→ 対象文章:

--------

研究課題/領域番号 |
16K01421
|
研究機関 | 東京電機大学 |
研究代表者 |
荒船 龍彦 東京電機大学, 理工学部, 准教授 (50376597)
|
研究分担者 |
大越 康晴 東京電機大学, 理工学部, 准教授 (10408643)
本間 章彦 東京電機大学, 理工学部, 教授 (20287428)
鷲尾 利克 国立研究開発法人産業技術総合研究所, その他部局等, 研究員 (40358370)
|
研究期間 (年度) |
2016-04-01 – 2019-03-31
|
キーワード | 血流動態可視化 / プロジェクションマッピング / 末梢性動脈疾患 / 糖尿病 |
研究実績の概要 |
本研究で開発する血流動態画像計測ソフトウエアのアルゴリズムは,被験者の下肢駆血と駆血解除に伴う皮膚色調の変化をビデオカメラで計測し,その後得られた動画から赤色変化分のみを抽出して輝度値変化を強調処理して処理画像を取得する.当該年度はまず画像処理ソフトウエアの妥当性検証と改良について取り組んだ.健常者10名について血流動態の計測と可視化を行い,解析結果画像を医師による臨床的な所見と照らし合わせ,血流強調画像を作成する上で用いる最適なパラメータ(正規化範囲幅値)をBAmp_darkを25,BAmp_lightを10とした. また本ソフトウエアにより導出された血流動態画像を下肢皮膚表在へ直接投影することにより,医師が直感的に下肢の血流状態を確認できるようにするためのプロジェクションマッピングシステムの構築についても着手した.プロジェクションマッピングにおいては血流動態画像と,下肢の三次元的形状の位置情報の統合(レジストレーション)が重要である.当該年度は,レジストレーション用のソフトウエアを開発した.本ソフトウエアは,あらかじめ下肢周囲に球状のマーカを3点設置し,三次元計測カメラ(Microsoft社,KinectV2センサー)を用いて下肢とマーカを同時に計測し,さらにプロジェクションマッピング用のプロジェクタ上部に取り付けた小型のカラーカメラによって下肢とマーカを同時計測する.開発したソフトウエアによってカラーカメラで取得した映像中のマーカの座標(二次元),および三次元データ上でのマーカ座標(三次元)を指定すると,カラー映像を三次元データ上に貼り合せたような画像の座標変換,移動,回転を行う.本レジストレーションソフトウエアを用いた評価実験を行い,平均誤差6.6mmでのプロジェクションマッピングが可能であることを確認した.

--------

→ 対象データ:

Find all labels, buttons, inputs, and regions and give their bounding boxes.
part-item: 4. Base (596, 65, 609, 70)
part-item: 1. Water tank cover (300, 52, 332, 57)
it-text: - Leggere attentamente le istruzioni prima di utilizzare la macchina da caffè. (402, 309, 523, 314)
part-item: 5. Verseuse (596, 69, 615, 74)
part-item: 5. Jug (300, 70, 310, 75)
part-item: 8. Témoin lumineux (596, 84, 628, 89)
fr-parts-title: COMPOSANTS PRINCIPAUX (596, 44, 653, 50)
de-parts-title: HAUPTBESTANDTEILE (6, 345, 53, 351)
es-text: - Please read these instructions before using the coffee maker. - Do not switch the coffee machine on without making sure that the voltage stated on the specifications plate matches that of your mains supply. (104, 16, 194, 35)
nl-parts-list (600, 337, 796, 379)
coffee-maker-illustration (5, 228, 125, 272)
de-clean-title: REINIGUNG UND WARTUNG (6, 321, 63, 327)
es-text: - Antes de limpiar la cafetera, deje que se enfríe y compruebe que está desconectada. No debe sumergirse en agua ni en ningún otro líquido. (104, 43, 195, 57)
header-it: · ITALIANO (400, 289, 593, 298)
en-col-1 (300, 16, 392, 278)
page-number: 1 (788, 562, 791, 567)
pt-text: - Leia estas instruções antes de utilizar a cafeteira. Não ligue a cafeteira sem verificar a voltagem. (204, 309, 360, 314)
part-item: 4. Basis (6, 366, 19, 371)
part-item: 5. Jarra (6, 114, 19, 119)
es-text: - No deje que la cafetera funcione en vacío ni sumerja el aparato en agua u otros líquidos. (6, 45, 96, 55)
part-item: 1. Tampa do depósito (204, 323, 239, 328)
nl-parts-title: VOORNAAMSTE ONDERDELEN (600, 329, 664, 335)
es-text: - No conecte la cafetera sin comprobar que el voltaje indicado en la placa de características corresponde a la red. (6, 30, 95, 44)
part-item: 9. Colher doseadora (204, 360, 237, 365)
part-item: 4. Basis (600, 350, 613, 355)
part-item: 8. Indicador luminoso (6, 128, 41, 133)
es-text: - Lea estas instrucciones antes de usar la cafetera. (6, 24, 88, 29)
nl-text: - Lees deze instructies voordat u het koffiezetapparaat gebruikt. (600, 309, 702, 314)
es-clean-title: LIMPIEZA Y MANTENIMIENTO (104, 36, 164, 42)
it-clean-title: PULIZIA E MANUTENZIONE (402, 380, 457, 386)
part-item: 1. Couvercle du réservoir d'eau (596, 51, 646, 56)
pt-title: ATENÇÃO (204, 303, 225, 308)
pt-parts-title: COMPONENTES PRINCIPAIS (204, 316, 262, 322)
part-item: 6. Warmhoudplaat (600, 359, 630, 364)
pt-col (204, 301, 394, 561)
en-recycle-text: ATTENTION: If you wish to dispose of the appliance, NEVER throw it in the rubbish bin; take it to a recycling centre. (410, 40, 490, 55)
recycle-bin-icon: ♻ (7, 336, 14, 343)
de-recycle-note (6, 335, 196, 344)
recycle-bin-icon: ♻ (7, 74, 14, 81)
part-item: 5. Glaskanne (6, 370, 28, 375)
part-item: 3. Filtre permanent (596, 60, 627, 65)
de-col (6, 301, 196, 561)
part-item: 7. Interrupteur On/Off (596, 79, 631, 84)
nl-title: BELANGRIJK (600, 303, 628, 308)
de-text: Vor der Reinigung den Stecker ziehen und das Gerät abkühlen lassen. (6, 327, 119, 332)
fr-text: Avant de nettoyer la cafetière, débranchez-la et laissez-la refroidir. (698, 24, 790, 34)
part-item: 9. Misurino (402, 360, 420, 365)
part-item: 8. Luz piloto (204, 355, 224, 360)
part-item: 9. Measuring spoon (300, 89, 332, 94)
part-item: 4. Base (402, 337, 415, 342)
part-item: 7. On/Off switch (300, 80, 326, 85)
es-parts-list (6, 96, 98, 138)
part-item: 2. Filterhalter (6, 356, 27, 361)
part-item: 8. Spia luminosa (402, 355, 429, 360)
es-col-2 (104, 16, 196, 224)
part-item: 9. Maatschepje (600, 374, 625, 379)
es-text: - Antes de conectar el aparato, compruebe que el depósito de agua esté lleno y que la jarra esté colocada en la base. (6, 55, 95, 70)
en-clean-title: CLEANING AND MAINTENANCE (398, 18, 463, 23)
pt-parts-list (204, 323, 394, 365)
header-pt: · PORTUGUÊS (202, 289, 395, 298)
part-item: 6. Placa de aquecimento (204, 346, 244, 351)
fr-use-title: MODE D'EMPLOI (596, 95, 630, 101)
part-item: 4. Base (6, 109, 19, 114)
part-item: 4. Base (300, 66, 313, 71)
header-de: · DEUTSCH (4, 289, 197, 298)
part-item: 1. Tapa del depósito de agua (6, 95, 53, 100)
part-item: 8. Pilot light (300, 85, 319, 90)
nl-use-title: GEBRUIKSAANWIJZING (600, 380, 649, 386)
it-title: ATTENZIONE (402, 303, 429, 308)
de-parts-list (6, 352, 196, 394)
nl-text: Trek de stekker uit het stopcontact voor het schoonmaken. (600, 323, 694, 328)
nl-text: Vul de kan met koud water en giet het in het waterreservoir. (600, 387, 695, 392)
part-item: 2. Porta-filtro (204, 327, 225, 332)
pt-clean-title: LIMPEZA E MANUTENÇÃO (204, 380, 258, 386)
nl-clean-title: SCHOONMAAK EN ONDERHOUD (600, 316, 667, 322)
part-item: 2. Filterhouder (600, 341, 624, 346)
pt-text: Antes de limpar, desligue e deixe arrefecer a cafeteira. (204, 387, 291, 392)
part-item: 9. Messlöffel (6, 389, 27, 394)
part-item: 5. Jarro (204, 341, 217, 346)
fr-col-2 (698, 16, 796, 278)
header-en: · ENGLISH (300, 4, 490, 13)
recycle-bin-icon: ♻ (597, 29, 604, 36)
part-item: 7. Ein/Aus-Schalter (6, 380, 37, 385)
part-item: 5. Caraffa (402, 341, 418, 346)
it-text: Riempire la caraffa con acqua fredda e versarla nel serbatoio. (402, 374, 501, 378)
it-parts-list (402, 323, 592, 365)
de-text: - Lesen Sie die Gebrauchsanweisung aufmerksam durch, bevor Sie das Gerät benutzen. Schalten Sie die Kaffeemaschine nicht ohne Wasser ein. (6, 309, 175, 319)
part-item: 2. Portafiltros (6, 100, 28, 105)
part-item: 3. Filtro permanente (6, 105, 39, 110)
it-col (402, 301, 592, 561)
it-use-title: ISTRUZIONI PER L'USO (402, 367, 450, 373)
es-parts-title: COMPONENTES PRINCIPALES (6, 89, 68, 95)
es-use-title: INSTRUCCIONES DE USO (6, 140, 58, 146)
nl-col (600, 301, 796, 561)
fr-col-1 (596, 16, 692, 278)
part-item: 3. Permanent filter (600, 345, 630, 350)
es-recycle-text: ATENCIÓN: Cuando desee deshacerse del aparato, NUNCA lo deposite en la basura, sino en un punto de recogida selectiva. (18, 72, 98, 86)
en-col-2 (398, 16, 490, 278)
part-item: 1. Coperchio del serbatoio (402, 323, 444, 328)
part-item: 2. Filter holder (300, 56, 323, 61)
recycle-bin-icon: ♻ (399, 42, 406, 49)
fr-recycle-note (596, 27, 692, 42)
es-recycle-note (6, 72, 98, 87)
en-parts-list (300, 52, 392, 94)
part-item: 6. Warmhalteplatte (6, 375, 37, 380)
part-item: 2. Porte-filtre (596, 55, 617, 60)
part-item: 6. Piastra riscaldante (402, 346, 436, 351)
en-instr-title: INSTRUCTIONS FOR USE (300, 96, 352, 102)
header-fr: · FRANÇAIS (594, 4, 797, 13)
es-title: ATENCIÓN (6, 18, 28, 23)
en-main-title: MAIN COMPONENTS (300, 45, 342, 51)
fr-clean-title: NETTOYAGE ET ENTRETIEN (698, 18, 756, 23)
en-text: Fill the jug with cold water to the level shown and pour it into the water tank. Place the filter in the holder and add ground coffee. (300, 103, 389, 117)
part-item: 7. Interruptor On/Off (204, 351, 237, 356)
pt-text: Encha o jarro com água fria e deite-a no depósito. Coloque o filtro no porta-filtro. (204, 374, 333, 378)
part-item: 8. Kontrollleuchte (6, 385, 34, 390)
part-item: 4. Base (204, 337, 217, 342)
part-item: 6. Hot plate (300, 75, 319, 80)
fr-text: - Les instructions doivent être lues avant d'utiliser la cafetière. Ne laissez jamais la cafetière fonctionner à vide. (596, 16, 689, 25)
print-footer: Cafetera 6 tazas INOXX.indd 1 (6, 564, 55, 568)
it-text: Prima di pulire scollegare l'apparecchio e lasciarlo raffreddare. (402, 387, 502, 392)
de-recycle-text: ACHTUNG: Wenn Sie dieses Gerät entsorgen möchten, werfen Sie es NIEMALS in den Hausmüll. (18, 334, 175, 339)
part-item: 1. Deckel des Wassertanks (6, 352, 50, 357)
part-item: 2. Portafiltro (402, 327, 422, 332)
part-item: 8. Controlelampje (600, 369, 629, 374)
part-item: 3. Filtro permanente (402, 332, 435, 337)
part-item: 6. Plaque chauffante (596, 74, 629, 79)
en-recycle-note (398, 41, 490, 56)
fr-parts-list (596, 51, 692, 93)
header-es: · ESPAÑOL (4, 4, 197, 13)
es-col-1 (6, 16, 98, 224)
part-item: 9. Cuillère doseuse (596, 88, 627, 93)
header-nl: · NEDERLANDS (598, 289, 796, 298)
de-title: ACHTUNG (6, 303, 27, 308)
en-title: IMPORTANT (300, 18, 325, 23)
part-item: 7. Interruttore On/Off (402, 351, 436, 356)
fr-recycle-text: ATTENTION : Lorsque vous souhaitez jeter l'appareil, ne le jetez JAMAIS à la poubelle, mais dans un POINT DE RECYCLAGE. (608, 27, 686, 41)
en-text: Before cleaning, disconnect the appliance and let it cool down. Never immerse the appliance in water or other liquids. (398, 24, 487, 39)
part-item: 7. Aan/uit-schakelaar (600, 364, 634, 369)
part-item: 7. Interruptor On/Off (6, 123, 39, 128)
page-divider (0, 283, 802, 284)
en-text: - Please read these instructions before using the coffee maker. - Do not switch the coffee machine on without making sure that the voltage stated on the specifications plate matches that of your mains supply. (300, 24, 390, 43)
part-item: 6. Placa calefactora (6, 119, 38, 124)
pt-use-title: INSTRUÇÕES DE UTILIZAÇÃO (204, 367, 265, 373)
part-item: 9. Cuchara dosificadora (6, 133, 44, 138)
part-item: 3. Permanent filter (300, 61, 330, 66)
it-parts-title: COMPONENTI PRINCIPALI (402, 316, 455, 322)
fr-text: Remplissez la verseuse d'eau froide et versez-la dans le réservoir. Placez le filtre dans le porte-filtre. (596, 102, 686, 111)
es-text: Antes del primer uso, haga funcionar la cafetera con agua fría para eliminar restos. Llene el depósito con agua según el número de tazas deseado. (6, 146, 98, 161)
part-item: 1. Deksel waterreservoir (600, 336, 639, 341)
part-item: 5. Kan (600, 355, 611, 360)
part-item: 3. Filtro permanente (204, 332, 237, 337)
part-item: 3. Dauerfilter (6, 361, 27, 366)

--------

→ 作業指示:
1. 対象文章の内容を2文にまとめよ。
2. 対象文章のキーワード欄に挙げられている語をすべて書き出せ。
3. 対象文章によると、下肢とマーカの計測に用いた三次元計測カメラは何か。

→ 解答:
1. 下肢の駆血と駆血解除に伴う皮膚色調の変化をビデオカメラで計測し、赤色変化分を抽出して強調する血流動態画像計測ソフトウエアについて、健常者10名で検証を行い、最適なパラメータをBAmp_darkを25、BAmp_lightを10とした。また血流動態画像を下肢皮膚表在へ直接投影するプロジェクションマッピングシステムの構築に着手してレジストレーション用のソフトウエアを開発し、平均誤差6.6mmでのプロジェクションマッピングが可能であることを確認した。

2. 血流動態可視化、プロジェクションマッピング、末梢性動脈疾患、糖尿病

3. Microsoft社のKinectV2センサー